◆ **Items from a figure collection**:
* Start *

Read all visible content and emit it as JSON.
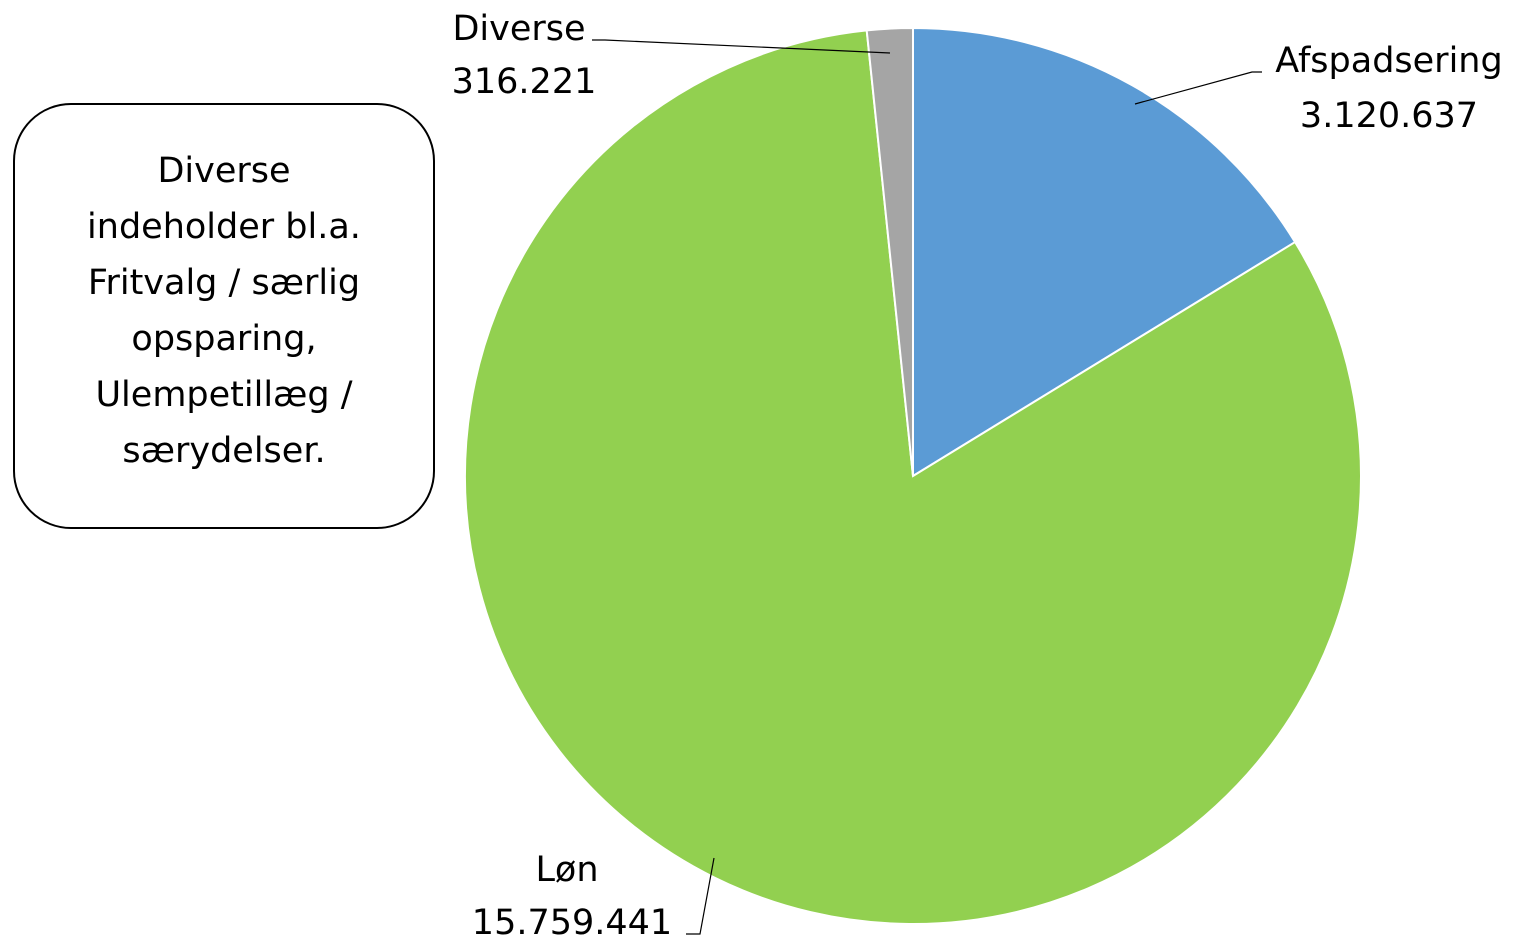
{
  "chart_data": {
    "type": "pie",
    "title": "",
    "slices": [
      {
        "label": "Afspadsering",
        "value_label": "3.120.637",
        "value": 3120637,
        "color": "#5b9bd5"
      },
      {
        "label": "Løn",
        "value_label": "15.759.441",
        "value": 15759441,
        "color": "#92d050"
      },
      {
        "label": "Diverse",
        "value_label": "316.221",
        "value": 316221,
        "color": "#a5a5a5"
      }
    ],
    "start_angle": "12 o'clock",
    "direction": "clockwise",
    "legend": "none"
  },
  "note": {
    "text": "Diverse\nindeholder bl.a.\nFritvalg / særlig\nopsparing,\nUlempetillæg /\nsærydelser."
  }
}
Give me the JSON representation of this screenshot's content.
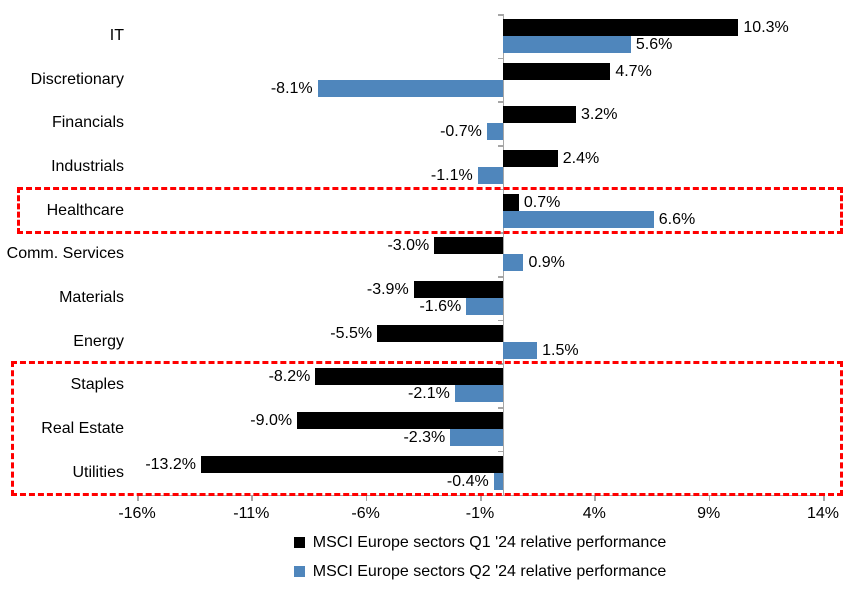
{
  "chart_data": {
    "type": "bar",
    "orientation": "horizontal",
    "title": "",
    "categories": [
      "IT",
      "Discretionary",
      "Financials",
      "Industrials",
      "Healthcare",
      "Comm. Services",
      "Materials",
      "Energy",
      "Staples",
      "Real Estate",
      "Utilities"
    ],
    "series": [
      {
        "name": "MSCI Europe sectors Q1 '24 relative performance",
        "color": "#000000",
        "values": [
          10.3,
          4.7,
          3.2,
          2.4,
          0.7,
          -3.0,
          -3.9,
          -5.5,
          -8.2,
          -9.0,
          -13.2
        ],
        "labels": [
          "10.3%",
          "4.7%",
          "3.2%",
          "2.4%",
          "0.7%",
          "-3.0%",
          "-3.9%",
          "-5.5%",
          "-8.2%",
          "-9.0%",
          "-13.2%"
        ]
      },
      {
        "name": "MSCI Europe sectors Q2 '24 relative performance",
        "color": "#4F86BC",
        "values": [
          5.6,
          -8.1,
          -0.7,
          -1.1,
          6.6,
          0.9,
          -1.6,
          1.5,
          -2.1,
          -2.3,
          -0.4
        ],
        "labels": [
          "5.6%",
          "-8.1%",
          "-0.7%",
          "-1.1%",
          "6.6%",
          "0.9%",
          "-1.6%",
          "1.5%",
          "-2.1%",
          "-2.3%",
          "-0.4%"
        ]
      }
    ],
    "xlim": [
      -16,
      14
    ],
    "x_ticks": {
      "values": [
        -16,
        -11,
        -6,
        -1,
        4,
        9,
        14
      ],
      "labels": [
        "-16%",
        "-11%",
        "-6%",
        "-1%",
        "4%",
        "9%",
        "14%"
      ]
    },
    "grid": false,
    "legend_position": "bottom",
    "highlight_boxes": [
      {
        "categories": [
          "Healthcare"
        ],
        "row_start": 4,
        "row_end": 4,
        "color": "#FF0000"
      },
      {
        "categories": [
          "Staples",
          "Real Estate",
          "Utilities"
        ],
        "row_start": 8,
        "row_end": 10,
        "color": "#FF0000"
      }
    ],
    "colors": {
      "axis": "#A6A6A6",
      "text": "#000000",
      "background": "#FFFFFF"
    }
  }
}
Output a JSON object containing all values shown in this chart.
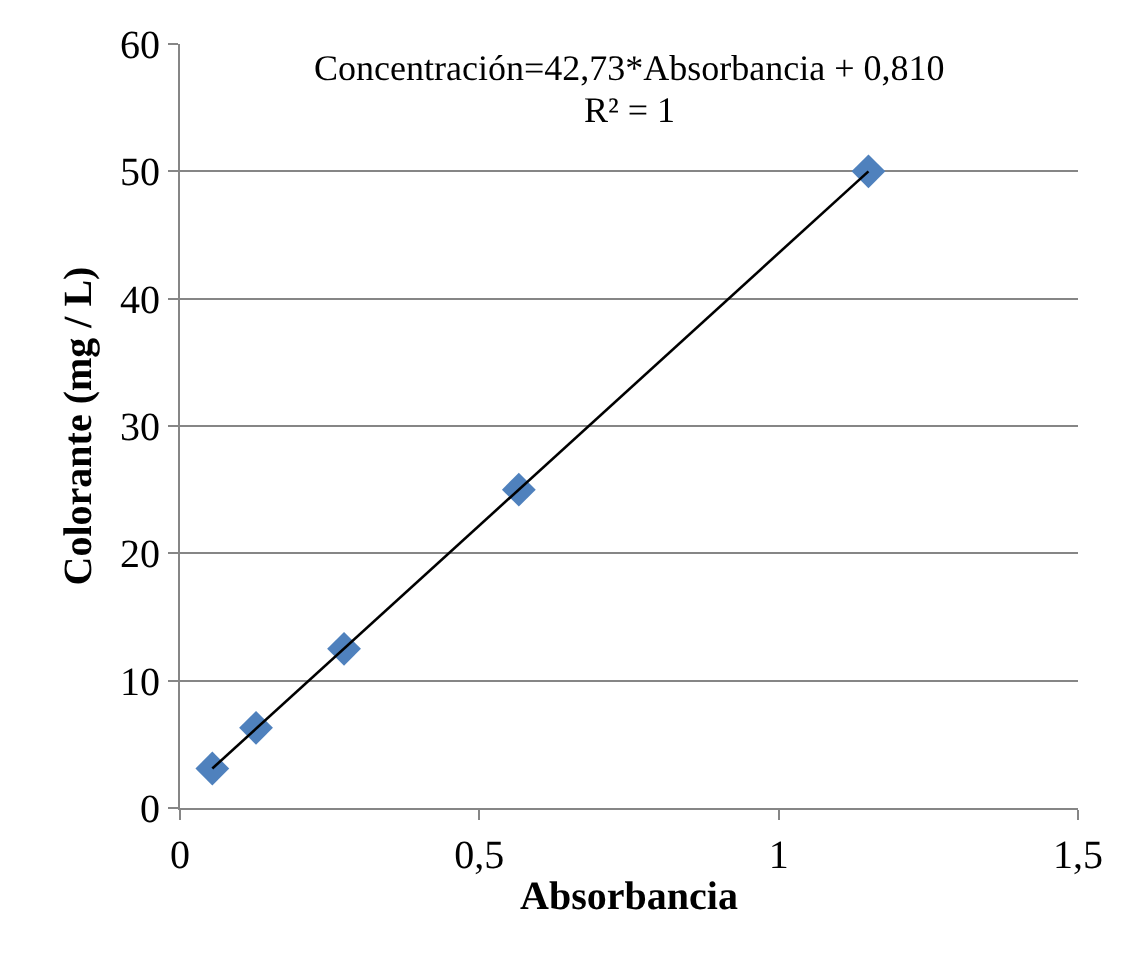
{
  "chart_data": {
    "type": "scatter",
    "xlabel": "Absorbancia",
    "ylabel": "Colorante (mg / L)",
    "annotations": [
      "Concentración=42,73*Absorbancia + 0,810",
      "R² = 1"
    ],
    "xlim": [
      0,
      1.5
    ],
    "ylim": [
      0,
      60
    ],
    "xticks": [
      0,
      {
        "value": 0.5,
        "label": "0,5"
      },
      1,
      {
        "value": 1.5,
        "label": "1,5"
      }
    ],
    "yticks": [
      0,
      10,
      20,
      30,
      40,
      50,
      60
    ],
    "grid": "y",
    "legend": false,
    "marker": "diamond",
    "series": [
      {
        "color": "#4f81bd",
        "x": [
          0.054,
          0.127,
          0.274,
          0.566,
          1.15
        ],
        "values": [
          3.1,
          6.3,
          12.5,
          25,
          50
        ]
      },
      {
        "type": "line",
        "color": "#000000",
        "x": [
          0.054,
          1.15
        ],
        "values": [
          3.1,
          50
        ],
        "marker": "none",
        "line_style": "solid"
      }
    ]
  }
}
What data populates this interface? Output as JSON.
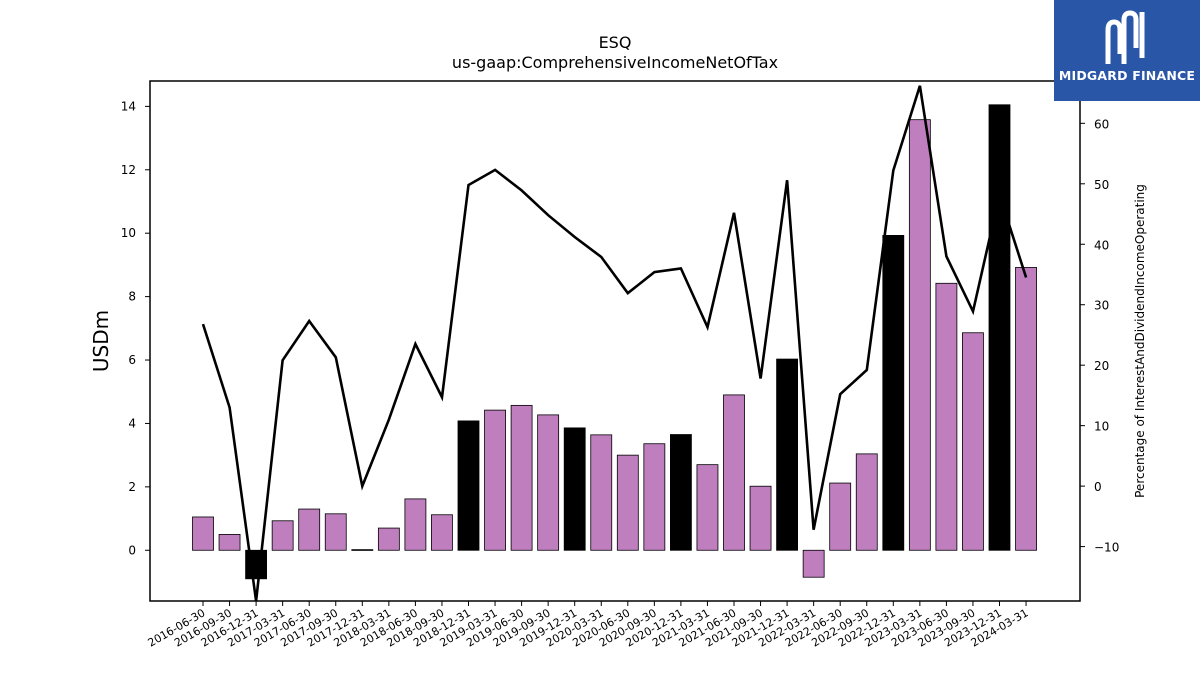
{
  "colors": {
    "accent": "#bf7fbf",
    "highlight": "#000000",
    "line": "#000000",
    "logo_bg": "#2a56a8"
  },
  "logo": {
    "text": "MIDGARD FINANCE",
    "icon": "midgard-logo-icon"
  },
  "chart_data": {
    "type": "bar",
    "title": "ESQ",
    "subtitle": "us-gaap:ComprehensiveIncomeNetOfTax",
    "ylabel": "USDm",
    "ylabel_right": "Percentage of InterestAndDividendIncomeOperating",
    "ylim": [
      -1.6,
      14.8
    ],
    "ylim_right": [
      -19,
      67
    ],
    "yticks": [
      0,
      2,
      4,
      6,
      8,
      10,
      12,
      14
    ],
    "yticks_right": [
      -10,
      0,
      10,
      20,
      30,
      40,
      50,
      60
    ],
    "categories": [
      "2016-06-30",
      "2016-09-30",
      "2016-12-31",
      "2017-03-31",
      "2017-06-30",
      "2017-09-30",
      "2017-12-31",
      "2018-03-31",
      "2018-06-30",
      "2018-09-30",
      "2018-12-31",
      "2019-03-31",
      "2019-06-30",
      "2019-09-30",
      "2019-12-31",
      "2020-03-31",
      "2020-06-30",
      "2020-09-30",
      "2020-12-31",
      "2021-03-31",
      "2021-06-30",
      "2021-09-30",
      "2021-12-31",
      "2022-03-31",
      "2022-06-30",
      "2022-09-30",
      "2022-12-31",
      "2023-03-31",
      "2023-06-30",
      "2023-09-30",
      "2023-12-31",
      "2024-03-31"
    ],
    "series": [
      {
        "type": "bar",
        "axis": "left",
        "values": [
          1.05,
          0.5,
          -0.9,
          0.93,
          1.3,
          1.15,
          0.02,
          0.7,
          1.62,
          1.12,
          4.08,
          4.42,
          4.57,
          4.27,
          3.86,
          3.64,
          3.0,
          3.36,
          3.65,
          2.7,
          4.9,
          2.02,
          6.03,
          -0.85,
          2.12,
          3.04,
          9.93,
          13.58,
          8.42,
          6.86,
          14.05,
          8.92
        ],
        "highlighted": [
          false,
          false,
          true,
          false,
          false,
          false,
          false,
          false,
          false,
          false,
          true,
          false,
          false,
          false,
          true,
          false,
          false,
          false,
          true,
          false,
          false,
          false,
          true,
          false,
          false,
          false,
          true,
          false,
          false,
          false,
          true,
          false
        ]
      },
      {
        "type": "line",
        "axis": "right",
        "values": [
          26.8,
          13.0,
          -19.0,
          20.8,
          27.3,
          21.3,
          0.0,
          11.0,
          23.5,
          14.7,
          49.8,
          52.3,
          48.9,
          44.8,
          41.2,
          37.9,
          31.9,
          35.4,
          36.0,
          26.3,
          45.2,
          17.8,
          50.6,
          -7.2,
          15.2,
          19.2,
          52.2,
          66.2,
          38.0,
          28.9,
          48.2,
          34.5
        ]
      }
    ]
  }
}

* End *

◆ **AIM**: Take each line of the material that contains the word "MSCI" and list it.

◆ **RESPONSE**:
        "name": "MSCI Europe sectors Q1 '24 relative performance",
        "name": "MSCI Europe sectors Q2 '24 relative performance",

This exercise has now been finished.